**Task prompt**
Copy out every line of the data exactly.

**Entries supplied**
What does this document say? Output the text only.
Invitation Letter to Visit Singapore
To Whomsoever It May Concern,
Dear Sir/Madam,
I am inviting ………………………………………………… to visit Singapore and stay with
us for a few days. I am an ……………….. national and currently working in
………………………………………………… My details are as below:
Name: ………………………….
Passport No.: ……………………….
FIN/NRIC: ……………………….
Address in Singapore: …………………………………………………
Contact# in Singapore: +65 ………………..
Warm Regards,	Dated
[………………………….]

**The answer**
What does this document say? Output the text only.
Invitation Letter to Visit Singapore
To Whomsoever It May Concern,
Dear Sir/Madam,
I am inviting ………………………………………………… to visit Singapore and stay with
us for a few days. I am an ……………….. national and currently working in
………………………………………………… My details are as below:
Name: ………………………….
Passport No.: ……………………….
FIN/NRIC: ……………………….
Address in Singapore: …………………………………………………
Contact# in Singapore: +65 ………………..
Warm Regards,	Dated
[………………………….]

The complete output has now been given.